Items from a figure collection
□ □ □ □ □ □ □

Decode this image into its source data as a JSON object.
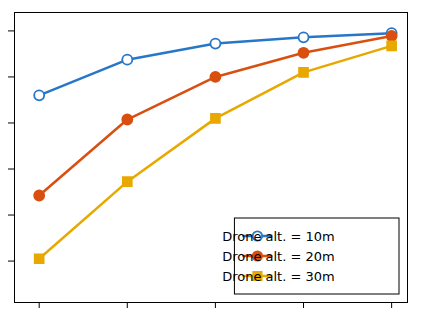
{
  "chart_data": {
    "type": "line",
    "x": [
      1,
      2,
      3,
      4,
      5
    ],
    "series": [
      {
        "name": "Drone alt. = 10m",
        "color": "#2777c8",
        "marker": "circle-open",
        "values": [
          0.72,
          0.875,
          0.945,
          0.972,
          0.99
        ]
      },
      {
        "name": "Drone alt. = 20m",
        "color": "#d94f10",
        "marker": "circle",
        "values": [
          0.285,
          0.615,
          0.8,
          0.905,
          0.978
        ]
      },
      {
        "name": "Drone alt. = 30m",
        "color": "#e8a800",
        "marker": "square",
        "values": [
          0.01,
          0.345,
          0.62,
          0.82,
          0.935
        ]
      }
    ],
    "xlim": [
      0.72,
      5.18
    ],
    "xticks": [
      1,
      2,
      3,
      4,
      5
    ],
    "ylim": [
      -0.18,
      1.08
    ],
    "yticks": [
      0,
      0.2,
      0.4,
      0.6,
      0.8,
      1.0
    ],
    "grid": false,
    "legend": "lower right",
    "tick_labels": false
  }
}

□ □ □ □ □ □ □

## WHAT NEEDS TO BE DONE
Are you able to set down all the lines above exactly, without any pictures?

## RESPONSE FOR THIS EXERCISE
Decode this image into its source data as a JSON object.
{
  "chart_data": {
    "type": "line",
    "x": [
      1,
      2,
      3,
      4,
      5
    ],
    "series": [
      {
        "name": "Drone alt. = 10m",
        "color": "#2777c8",
        "marker": "circle-open",
        "values": [
          0.72,
          0.875,
          0.945,
          0.972,
          0.99
        ]
      },
      {
        "name": "Drone alt. = 20m",
        "color": "#d94f10",
        "marker": "circle",
        "values": [
          0.285,
          0.615,
          0.8,
          0.905,
          0.978
        ]
      },
      {
        "name": "Drone alt. = 30m",
        "color": "#e8a800",
        "marker": "square",
        "values": [
          0.01,
          0.345,
          0.62,
          0.82,
          0.935
        ]
      }
    ],
    "xlim": [
      0.72,
      5.18
    ],
    "xticks": [
      1,
      2,
      3,
      4,
      5
    ],
    "ylim": [
      -0.18,
      1.08
    ],
    "yticks": [
      0,
      0.2,
      0.4,
      0.6,
      0.8,
      1.0
    ],
    "grid": false,
    "legend": "lower right",
    "tick_labels": false
  }
}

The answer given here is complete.